- **Some records**:
·····

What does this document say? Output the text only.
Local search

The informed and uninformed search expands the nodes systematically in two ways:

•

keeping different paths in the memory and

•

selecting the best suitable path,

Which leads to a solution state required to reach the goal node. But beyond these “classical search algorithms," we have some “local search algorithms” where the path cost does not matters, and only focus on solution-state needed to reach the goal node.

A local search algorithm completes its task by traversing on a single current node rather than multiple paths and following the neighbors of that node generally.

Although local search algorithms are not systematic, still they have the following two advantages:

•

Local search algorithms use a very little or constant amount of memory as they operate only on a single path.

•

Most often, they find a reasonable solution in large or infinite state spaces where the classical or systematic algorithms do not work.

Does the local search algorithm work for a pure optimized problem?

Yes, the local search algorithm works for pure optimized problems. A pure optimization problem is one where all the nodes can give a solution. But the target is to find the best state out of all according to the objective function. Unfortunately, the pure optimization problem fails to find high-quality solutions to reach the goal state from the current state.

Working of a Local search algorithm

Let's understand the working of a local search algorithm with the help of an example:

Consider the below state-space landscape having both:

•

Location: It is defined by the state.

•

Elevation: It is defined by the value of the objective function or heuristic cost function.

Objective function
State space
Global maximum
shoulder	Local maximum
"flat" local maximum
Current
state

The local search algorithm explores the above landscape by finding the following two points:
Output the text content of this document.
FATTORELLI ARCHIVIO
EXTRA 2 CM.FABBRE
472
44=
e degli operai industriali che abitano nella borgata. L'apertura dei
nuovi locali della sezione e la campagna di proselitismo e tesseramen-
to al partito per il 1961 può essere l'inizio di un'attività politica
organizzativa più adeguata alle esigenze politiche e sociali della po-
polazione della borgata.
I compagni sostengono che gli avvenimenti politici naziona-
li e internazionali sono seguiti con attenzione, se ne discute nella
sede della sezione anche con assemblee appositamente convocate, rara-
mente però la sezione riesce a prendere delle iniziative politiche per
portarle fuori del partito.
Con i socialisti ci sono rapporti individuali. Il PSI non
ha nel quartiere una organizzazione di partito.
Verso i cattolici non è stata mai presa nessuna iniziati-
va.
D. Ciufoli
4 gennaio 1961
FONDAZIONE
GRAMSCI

·····

- **DIRECTIVE**: Extract the complete listing verbatim.

- **OUTPUT FOR THIS TASK**:
What does this document say? Output the text only.
Local search

The informed and uninformed search expands the nodes systematically in two ways:

•

keeping different paths in the memory and

•

selecting the best suitable path,

Which leads to a solution state required to reach the goal node. But beyond these “classical search algorithms," we have some “local search algorithms” where the path cost does not matters, and only focus on solution-state needed to reach the goal node.

A local search algorithm completes its task by traversing on a single current node rather than multiple paths and following the neighbors of that node generally.

Although local search algorithms are not systematic, still they have the following two advantages:

•

Local search algorithms use a very little or constant amount of memory as they operate only on a single path.

•

Most often, they find a reasonable solution in large or infinite state spaces where the classical or systematic algorithms do not work.

Does the local search algorithm work for a pure optimized problem?

Yes, the local search algorithm works for pure optimized problems. A pure optimization problem is one where all the nodes can give a solution. But the target is to find the best state out of all according to the objective function. Unfortunately, the pure optimization problem fails to find high-quality solutions to reach the goal state from the current state.

Working of a Local search algorithm

Let's understand the working of a local search algorithm with the help of an example:

Consider the below state-space landscape having both:

•

Location: It is defined by the state.

•

Elevation: It is defined by the value of the objective function or heuristic cost function.

Objective function
State space
Global maximum
shoulder	Local maximum
"flat" local maximum
Current
state

The local search algorithm explores the above landscape by finding the following two points:
Output the text content of this document.
FATTORELLI ARCHIVIO
EXTRA 2 CM.FABBRE
472
44=
e degli operai industriali che abitano nella borgata. L'apertura dei
nuovi locali della sezione e la campagna di proselitismo e tesseramen-
to al partito per il 1961 può essere l'inizio di un'attività politica
organizzativa più adeguata alle esigenze politiche e sociali della po-
polazione della borgata.
I compagni sostengono che gli avvenimenti politici naziona-
li e internazionali sono seguiti con attenzione, se ne discute nella
sede della sezione anche con assemblee appositamente convocate, rara-
mente però la sezione riesce a prendere delle iniziative politiche per
portarle fuori del partito.
Con i socialisti ci sono rapporti individuali. Il PSI non
ha nel quartiere una organizzazione di partito.
Verso i cattolici non è stata mai presa nessuna iniziati-
va.
D. Ciufoli
4 gennaio 1961
FONDAZIONE
GRAMSCI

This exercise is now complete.